— START OF DATA PROVIDED —
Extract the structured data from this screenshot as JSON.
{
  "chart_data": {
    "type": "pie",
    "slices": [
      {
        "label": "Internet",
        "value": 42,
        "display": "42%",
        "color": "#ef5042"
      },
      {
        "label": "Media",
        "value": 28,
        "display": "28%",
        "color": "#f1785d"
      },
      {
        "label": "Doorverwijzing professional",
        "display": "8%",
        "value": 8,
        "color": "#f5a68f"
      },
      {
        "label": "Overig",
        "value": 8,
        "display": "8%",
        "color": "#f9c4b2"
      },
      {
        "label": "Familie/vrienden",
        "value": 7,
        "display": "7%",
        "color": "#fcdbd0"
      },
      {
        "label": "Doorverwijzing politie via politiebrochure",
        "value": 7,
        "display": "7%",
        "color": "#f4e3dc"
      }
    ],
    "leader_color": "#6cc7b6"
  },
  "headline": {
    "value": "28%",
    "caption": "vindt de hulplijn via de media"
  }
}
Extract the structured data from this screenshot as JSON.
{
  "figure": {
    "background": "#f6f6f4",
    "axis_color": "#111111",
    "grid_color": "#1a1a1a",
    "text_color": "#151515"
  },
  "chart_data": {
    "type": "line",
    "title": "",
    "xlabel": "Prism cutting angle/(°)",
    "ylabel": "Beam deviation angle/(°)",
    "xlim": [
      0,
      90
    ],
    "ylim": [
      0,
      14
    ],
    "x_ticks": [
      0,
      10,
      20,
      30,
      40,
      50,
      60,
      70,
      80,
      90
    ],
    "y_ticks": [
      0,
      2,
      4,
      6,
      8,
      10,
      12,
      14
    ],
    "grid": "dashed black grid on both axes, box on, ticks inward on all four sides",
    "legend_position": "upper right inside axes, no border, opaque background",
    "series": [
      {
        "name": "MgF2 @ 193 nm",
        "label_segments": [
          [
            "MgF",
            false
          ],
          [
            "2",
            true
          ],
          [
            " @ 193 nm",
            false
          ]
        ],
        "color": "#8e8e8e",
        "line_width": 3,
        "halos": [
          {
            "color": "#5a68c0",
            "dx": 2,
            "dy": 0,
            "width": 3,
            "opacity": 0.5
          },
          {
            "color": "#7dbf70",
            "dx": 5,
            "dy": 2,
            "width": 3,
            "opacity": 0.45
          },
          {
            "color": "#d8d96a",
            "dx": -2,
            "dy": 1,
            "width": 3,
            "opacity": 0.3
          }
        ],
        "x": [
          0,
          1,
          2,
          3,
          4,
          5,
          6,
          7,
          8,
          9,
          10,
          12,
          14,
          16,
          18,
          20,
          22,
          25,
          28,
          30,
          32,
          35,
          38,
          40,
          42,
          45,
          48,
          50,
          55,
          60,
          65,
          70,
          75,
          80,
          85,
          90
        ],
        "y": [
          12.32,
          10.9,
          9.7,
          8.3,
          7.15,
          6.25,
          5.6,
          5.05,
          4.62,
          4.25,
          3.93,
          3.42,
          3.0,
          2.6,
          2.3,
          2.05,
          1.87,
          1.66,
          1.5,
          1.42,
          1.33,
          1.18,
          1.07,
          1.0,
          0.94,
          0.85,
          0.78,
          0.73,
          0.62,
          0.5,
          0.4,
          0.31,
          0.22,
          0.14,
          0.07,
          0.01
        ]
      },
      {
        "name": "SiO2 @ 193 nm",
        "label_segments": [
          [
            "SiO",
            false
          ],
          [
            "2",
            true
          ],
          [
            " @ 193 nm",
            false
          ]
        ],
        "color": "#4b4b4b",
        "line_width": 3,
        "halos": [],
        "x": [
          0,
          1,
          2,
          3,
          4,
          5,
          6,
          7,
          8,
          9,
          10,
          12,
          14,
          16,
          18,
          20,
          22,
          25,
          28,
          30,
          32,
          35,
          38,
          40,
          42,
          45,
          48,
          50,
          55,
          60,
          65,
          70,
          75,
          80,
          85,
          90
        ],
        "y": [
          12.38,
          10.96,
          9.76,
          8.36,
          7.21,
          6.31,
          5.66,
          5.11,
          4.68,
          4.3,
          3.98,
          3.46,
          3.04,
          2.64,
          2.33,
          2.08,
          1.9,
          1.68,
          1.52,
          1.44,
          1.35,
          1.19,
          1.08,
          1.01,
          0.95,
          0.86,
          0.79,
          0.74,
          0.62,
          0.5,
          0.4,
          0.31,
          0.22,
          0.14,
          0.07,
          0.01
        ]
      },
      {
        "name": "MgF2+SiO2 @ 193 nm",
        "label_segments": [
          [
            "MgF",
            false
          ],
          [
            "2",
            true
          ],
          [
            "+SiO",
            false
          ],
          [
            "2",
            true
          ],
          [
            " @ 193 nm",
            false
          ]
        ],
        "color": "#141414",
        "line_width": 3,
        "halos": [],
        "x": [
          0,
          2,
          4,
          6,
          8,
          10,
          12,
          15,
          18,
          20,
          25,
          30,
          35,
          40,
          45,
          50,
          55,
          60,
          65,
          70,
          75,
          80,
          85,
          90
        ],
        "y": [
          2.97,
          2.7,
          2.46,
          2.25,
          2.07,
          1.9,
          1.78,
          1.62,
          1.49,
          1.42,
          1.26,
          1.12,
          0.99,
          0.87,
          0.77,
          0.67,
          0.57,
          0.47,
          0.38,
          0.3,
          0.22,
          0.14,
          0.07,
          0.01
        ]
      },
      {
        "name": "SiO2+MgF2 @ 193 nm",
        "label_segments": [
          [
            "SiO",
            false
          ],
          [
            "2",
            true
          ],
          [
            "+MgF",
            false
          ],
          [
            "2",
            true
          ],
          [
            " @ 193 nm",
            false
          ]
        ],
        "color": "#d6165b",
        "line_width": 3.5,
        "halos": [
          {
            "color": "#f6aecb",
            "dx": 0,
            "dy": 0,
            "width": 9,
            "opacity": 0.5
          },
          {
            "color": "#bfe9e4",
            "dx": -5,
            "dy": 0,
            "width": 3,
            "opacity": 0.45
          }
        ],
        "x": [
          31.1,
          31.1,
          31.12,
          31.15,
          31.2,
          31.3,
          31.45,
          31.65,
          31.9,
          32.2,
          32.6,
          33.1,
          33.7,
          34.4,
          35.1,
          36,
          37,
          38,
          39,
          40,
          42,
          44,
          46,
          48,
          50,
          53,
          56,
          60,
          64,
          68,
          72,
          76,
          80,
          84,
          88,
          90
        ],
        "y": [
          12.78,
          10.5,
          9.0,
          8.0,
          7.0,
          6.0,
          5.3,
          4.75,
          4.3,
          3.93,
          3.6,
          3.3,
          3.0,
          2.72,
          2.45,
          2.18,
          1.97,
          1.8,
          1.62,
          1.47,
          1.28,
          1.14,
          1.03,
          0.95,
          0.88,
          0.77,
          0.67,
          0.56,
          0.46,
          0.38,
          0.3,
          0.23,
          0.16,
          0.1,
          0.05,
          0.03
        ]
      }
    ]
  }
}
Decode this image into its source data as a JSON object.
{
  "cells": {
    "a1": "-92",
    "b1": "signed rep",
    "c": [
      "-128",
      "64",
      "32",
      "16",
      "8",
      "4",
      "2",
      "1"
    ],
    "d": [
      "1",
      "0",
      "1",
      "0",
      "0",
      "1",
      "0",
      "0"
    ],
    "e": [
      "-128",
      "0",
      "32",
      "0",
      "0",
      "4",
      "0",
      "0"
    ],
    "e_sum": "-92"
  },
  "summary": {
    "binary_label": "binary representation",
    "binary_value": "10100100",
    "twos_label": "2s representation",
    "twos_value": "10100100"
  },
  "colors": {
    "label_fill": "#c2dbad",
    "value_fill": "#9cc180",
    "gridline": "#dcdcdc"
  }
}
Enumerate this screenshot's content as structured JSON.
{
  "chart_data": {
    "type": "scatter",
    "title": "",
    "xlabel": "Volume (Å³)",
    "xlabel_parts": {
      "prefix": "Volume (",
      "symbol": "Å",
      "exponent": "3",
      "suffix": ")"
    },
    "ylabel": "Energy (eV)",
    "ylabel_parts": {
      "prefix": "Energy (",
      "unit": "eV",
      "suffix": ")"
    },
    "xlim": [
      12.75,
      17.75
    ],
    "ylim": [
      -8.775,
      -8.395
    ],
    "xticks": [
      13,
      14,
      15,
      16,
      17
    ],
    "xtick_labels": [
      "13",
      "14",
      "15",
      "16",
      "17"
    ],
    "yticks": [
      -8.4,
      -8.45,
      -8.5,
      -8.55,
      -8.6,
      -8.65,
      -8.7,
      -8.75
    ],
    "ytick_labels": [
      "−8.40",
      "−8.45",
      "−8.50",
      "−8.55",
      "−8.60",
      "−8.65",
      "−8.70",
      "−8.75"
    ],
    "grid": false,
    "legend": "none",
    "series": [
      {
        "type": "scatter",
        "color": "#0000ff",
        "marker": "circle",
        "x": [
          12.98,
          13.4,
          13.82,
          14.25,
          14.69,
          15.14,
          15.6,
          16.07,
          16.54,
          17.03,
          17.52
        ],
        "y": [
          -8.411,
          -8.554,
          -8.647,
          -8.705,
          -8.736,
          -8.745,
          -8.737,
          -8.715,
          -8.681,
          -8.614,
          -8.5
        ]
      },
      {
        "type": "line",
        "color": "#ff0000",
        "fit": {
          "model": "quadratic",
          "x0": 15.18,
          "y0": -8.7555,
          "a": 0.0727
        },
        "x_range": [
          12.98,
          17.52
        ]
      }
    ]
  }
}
— END OF DATA PROVIDED —
EXERCISE:
Extract every line above that contains the word "name".

THE ANSWER:
        "name": "MgF2 @ 193 nm",
        "name": "SiO2 @ 193 nm",
        "name": "MgF2+SiO2 @ 193 nm",
        "name": "SiO2+MgF2 @ 193 nm",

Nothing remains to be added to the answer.